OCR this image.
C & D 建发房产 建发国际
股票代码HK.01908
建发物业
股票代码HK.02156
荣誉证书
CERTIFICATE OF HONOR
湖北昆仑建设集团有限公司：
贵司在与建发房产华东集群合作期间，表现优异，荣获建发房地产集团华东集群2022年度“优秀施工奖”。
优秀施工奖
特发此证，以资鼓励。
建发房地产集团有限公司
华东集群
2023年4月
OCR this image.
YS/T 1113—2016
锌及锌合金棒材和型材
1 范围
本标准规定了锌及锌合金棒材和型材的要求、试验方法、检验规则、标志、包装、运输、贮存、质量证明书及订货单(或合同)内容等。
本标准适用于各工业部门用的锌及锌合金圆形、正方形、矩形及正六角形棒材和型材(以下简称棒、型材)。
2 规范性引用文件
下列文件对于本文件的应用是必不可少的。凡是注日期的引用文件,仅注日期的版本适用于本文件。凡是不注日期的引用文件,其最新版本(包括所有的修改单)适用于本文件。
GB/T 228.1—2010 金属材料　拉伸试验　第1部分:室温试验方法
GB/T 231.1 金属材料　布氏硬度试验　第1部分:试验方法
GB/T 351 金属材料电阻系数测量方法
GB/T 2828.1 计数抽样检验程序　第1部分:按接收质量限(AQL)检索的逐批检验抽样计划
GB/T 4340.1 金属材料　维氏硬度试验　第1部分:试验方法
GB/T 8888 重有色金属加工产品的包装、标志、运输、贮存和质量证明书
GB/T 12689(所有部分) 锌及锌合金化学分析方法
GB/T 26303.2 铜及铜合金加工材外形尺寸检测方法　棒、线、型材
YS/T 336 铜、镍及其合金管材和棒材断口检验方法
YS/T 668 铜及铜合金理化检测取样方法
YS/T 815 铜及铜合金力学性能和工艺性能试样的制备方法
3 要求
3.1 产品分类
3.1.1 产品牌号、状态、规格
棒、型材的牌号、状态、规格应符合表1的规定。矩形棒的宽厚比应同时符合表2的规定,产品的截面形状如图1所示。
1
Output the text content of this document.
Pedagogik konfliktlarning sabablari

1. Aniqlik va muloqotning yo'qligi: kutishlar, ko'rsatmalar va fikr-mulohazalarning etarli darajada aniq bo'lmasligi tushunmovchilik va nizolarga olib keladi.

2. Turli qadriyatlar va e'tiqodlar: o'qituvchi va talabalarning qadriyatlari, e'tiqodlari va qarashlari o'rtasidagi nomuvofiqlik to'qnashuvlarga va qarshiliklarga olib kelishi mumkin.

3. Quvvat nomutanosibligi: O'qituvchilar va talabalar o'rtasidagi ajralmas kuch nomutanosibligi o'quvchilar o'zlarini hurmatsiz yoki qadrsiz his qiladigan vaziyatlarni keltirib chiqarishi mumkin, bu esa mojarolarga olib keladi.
====
### Written request
Tally the lines in the entries above that hold the word "mumkin". Reply with nothing but that count.

### Exercise response
2